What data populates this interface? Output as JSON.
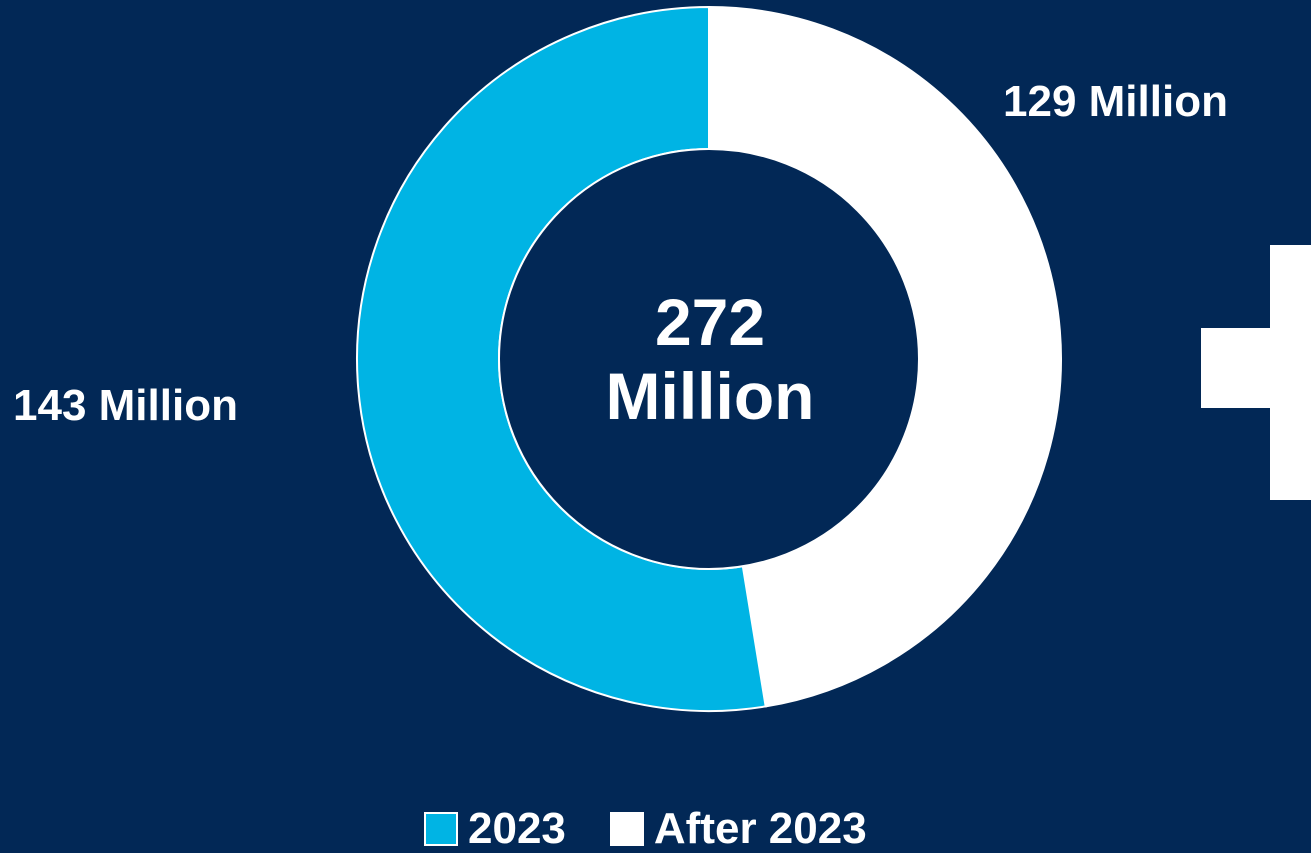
{
  "chart_data": {
    "type": "pie",
    "subtype": "donut",
    "categories": [
      "2023",
      "After 2023"
    ],
    "values": [
      143,
      129
    ],
    "data_labels": [
      "143 Million",
      "129 Million"
    ],
    "colors": [
      "#00B4E4",
      "#FFFFFF"
    ],
    "center_label": [
      "272",
      "Million"
    ],
    "legend": {
      "placement": "bottom",
      "entries": [
        "2023",
        "After 2023"
      ]
    },
    "title": "",
    "start_series": "After 2023",
    "direction": "clockwise"
  },
  "colors": {
    "background": "#022856",
    "slice_outline": "#FFFFFF"
  },
  "decorations": {
    "plus_sign_icon": "plus-icon"
  }
}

++++++

# Short problem
Quote every record above exactly, leaving out any pictures.

# Solved exercise
What data populates this interface? Output as JSON.
{
  "chart_data": {
    "type": "pie",
    "subtype": "donut",
    "categories": [
      "2023",
      "After 2023"
    ],
    "values": [
      143,
      129
    ],
    "data_labels": [
      "143 Million",
      "129 Million"
    ],
    "colors": [
      "#00B4E4",
      "#FFFFFF"
    ],
    "center_label": [
      "272",
      "Million"
    ],
    "legend": {
      "placement": "bottom",
      "entries": [
        "2023",
        "After 2023"
      ]
    },
    "title": "",
    "start_series": "After 2023",
    "direction": "clockwise"
  },
  "colors": {
    "background": "#022856",
    "slice_outline": "#FFFFFF"
  },
  "decorations": {
    "plus_sign_icon": "plus-icon"
  }
}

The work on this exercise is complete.